PAGE EXCERPT:
Las Abuelas de la Plaza de Mayo
The question posed here made me think of the human rights movements in Latin America that took place when democratic governments came back to power replacing military dictatorships.
During the 1970s, repressive military governments ruled in many countries of Latin America. Particularly noted for their brutality were the regimes in Argentina and Chile where thousands of people were “disappeared.” The term “disappeared” come to describe those people who were arrested or detained by members of the military and never seen again. It even became a verb – “to be disappeared.” The disappeared, had of course been murdered but because no official explanation was offered as to what happened to them, they became collectively known as “los disaparecidos” or the disappeared.
By the 1990s, democratic governments had returned to power in both countries and movements were born to find out what happened to the disappeared. The families of those who had lost loved ones needed closure and resolution.
“The Mothers of the Plaza de Mayo” or Las Madres de Plaza de Mayo in Argentina became the best-known of these organizations. They were the mothers of sons and daughters who had “been disappeared.” Every Thursday at noon they gathered for a half hour walk around the landmark plaza in the capital city of Buenos Aires to demand answers about the fate of their loved ones.

Stored data entries
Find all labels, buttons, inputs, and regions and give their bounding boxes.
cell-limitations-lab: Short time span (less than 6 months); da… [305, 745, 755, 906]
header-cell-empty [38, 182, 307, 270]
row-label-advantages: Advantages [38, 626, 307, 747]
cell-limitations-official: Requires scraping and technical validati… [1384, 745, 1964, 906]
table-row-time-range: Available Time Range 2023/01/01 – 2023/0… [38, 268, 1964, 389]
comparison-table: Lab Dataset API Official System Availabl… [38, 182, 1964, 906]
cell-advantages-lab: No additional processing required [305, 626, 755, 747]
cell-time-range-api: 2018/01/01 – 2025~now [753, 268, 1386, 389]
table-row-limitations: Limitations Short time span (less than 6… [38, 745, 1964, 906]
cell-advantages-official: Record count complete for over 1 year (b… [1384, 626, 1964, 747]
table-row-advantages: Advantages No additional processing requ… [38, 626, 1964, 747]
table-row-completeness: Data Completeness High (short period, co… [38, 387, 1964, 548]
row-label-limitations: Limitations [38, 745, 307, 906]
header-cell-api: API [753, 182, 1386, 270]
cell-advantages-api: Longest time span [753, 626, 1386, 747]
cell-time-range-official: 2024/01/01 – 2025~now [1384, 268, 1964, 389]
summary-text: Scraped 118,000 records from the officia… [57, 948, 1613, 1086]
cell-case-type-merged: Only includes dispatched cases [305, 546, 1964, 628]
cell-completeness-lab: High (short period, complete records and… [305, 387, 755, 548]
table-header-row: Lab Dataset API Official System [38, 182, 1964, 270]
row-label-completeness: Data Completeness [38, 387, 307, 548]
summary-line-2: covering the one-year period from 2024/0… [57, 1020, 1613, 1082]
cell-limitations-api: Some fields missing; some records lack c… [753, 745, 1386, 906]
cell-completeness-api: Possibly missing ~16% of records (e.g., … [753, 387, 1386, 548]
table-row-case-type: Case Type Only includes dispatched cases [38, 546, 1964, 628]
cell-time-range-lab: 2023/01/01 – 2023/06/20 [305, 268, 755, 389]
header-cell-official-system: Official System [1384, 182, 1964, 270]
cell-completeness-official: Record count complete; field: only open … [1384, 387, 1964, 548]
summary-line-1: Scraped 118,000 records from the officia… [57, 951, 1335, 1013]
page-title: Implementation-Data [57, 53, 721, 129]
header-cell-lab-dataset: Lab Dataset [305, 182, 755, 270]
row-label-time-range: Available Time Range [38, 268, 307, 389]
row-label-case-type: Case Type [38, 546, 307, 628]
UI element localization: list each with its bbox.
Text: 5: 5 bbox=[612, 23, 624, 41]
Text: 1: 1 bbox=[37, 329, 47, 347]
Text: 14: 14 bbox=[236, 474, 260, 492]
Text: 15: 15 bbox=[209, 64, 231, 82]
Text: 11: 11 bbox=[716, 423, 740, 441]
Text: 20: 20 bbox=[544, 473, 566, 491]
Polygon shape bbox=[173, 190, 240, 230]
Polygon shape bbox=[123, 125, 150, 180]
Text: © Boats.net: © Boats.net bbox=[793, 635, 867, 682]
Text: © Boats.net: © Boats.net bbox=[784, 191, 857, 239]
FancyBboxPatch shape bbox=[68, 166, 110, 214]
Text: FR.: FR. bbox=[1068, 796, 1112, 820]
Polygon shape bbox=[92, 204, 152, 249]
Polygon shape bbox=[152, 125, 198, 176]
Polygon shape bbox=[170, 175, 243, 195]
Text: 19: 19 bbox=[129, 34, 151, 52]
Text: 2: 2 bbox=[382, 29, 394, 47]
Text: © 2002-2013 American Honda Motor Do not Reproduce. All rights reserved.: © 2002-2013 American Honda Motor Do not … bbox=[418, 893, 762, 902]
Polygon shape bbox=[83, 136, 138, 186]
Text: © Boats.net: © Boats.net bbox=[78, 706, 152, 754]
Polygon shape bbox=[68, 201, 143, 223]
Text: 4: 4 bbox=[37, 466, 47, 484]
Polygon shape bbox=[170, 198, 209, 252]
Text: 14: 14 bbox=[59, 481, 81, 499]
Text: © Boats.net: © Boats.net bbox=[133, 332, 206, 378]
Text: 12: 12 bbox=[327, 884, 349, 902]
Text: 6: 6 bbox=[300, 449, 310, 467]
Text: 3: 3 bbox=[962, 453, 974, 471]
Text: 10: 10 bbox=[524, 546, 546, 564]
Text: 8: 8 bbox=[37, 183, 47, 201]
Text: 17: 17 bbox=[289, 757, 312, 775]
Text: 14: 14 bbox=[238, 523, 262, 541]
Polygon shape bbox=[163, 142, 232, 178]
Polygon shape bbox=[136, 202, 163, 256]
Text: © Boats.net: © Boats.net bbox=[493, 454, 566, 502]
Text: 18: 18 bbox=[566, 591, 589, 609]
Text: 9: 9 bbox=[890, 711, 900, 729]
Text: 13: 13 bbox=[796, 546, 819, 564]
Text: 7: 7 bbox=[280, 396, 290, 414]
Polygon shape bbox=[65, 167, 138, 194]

PARTS OF THE EXERCISE:
**A)** Answer these questions from the Plaza de Mayo passage:
(i) In which decade did repressive military governments rule in many countries of Latin America?
(ii) By which decade had democratic governments returned to power in Argentina and Chile?
(iii) On what day and at what time did the Mothers of the Plaza de Mayo gather?
**B)** Repeat everything in the Plaza de Mayo passage from "During the 1970s, repressive" down to "or the disappeared.".
**C)** Translate this sentence from the Plaza de Mayo passage into Spanish: "The families of those who had lost loved ones needed closure and resolution."
The listing has no connection to the Plaza de Mayo passage.

SOLUTIONS PER TASK:
**A)**
(i) The 1970s
(ii) The 1990s
(iii) Every Thursday at noon

**B)**
During the 1970s, repressive military governments ruled in many countries of Latin America. Particularly noted for their brutality were the regimes in Argentina and Chile where thousands of people were “disappeared.” The term “disappeared” come to describe those people who were arrested or detained by members of the military and never seen again. It even became a verb – “to be disappeared.” The disappeared, had of course been murdered but because no official explanation was offered as to what happened to them, they became collectively known as “los disaparecidos” or the disappeared.

**C)** Las familias de quienes habían perdido a seres queridos necesitaban un cierre y una resolución.